## Stated exercise
State the number of lines in these records holding "JSON". Say nothing more.
═════ Records to process
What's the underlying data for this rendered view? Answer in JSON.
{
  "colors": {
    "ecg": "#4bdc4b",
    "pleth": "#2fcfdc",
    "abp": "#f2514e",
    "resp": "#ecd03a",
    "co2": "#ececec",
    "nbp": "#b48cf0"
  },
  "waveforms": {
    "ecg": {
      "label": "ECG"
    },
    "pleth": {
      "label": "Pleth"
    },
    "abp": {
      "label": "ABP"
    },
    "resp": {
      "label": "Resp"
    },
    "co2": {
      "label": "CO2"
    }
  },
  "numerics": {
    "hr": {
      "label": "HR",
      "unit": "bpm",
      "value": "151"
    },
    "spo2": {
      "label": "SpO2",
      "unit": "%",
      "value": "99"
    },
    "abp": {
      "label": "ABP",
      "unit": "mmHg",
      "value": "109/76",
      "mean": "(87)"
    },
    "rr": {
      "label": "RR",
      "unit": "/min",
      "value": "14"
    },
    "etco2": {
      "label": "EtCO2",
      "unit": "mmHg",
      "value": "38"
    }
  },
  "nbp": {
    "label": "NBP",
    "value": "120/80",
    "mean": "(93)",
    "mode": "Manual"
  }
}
══════════
═════ Records to process
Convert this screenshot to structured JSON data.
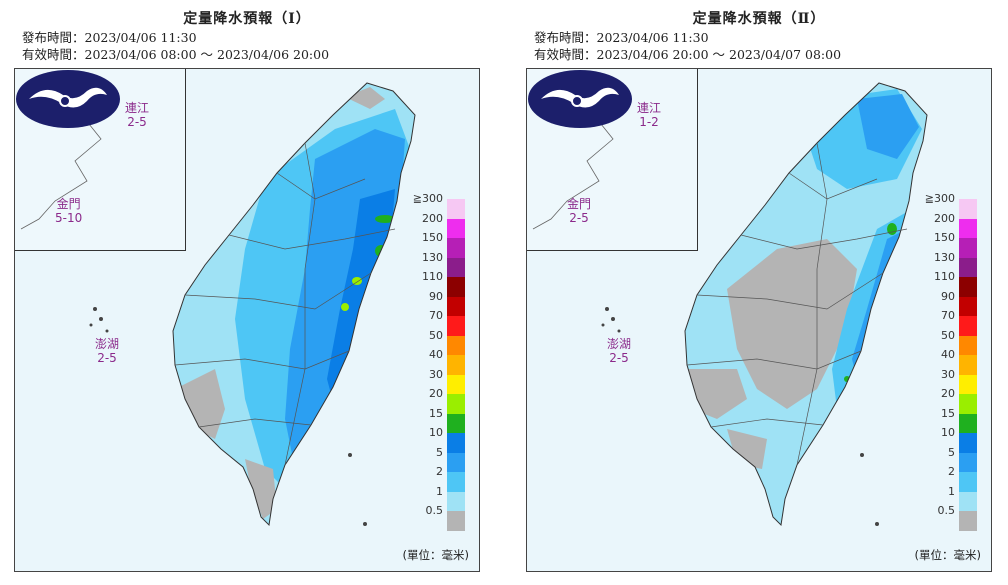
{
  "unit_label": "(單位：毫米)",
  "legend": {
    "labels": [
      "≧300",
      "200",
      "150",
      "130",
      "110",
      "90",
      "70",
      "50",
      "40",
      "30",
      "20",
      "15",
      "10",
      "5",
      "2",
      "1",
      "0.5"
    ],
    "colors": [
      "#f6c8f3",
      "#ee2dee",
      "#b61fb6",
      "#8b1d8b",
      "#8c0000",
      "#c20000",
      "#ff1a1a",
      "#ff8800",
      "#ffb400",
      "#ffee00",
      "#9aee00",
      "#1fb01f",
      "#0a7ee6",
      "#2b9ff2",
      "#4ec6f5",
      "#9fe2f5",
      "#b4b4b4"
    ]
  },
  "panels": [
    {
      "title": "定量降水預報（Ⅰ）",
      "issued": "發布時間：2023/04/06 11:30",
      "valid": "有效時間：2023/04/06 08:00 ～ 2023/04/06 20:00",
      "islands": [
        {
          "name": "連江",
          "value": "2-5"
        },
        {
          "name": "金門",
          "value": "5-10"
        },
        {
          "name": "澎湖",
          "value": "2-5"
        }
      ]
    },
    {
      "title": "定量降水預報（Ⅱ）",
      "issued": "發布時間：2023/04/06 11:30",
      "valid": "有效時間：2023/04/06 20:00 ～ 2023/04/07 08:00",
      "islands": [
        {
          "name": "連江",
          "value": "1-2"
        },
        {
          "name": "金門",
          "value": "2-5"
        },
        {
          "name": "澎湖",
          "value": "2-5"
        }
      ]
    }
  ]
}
══════════
═════ Records to process
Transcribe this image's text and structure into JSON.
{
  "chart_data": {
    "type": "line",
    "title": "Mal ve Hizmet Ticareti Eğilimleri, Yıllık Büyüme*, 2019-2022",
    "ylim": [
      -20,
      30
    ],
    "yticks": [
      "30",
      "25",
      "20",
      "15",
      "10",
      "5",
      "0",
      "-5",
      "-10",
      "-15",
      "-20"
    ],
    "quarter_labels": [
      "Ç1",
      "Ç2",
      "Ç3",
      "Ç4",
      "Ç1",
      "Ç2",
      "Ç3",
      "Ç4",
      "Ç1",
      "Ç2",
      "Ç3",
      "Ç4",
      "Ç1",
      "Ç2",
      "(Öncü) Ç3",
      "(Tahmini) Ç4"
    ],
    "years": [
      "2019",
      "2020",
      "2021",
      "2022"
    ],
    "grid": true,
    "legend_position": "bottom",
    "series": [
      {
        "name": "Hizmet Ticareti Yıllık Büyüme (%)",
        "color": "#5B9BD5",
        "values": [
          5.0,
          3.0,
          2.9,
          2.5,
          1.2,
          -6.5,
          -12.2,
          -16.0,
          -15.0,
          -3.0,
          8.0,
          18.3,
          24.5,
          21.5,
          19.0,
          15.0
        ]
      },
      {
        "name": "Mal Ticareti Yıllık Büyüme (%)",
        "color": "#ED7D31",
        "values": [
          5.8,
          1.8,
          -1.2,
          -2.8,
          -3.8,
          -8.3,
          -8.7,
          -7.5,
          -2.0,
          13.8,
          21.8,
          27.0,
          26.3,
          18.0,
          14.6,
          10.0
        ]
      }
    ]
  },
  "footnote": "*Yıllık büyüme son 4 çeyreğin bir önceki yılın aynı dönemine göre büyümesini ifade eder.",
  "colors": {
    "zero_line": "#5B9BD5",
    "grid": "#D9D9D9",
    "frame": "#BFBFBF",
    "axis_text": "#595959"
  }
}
══════════
## Task answer
3